Copy each line of the records that holds the string "entre".
# start of DATA SUPPLIED
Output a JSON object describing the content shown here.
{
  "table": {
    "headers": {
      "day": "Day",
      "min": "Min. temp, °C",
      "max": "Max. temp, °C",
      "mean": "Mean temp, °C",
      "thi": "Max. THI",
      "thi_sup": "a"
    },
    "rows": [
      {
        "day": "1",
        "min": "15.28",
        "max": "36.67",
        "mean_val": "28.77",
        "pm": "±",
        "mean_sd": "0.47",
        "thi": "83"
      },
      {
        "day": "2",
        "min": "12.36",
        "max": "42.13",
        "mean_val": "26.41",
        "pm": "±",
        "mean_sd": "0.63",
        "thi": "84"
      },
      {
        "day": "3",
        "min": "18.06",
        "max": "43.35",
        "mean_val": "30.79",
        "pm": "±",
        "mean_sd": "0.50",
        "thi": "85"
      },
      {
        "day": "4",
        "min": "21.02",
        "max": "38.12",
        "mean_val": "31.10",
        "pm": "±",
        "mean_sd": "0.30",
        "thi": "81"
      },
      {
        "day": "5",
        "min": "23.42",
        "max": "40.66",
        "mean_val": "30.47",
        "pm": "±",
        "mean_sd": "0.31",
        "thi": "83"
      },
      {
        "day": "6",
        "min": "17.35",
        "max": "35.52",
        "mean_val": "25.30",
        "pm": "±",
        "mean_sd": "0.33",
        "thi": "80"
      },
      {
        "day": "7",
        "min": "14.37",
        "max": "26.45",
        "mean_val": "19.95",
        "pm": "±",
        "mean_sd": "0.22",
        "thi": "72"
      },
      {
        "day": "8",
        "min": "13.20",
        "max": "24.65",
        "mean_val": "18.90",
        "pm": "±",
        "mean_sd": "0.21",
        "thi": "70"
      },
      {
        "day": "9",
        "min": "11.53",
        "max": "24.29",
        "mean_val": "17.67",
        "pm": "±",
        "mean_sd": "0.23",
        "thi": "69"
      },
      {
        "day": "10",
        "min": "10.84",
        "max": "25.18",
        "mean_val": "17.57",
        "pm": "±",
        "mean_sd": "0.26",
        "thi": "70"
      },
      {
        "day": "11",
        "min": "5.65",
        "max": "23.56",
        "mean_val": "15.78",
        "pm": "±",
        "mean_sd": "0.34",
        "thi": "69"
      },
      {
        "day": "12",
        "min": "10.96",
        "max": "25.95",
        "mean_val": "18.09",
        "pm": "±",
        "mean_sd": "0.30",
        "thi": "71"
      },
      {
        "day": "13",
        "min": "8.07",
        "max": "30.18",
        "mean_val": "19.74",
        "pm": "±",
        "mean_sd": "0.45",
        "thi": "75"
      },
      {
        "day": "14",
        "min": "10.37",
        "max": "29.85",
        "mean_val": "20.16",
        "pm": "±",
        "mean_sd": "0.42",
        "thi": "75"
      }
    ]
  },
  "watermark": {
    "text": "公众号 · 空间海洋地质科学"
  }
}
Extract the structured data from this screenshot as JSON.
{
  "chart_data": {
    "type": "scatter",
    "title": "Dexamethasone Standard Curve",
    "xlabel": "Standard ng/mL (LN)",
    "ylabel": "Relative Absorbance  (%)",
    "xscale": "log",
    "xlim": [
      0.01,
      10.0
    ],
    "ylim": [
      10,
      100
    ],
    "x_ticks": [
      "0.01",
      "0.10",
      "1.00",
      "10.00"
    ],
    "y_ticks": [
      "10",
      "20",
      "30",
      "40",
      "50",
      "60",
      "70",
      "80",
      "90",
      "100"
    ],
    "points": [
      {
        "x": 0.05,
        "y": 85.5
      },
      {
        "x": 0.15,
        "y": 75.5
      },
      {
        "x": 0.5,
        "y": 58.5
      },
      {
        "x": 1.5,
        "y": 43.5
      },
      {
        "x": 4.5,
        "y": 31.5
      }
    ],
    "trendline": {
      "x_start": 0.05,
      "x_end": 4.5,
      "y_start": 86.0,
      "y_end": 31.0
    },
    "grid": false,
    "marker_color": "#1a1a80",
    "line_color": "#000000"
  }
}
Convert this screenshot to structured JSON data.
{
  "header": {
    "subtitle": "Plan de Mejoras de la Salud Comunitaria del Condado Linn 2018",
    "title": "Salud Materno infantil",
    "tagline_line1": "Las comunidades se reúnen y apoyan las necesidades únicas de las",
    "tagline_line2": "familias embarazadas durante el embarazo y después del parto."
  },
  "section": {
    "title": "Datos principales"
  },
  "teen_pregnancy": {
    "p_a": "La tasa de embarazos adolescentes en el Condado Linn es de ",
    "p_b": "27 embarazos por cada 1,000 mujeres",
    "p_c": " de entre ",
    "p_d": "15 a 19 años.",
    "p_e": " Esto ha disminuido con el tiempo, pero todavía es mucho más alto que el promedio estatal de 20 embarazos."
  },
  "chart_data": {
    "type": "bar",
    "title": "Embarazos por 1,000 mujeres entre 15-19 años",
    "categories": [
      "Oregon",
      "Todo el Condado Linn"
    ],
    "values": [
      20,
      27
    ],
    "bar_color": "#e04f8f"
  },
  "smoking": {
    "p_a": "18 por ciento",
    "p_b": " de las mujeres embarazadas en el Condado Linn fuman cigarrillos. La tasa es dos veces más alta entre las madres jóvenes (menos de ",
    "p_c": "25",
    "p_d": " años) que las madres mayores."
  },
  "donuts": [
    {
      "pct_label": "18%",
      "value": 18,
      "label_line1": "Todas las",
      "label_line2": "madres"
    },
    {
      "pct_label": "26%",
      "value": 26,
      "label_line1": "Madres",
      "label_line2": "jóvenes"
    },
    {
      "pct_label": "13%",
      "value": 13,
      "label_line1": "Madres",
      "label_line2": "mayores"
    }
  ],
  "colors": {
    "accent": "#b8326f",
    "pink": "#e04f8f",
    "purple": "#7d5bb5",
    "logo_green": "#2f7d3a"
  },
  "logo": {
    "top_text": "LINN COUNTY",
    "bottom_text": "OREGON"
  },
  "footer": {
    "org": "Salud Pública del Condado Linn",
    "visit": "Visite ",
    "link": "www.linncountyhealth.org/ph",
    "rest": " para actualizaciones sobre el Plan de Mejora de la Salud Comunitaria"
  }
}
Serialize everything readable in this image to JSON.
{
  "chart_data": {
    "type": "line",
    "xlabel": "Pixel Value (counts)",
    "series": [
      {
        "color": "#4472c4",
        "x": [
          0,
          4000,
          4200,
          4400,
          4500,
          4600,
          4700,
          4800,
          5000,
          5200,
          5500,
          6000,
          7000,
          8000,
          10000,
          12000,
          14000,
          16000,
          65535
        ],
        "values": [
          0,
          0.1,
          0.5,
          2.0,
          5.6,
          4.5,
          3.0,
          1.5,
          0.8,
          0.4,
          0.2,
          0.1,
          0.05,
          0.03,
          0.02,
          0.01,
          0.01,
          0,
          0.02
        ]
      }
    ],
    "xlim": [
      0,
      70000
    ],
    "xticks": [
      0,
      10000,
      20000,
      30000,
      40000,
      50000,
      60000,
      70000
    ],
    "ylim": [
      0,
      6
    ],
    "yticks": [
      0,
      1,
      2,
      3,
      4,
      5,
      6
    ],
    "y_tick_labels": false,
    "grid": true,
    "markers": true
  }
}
# end of DATA SUPPLIED
--- EXERCISE ANSWER ---
    "p_c": " de entre ",
    "title": "Embarazos por 1,000 mujeres entre 15-19 años",
    "p_b": " de las mujeres embarazadas en el Condado Linn fuman cigarrillos. La tasa es dos veces más alta entre las madres jóvenes (menos de ",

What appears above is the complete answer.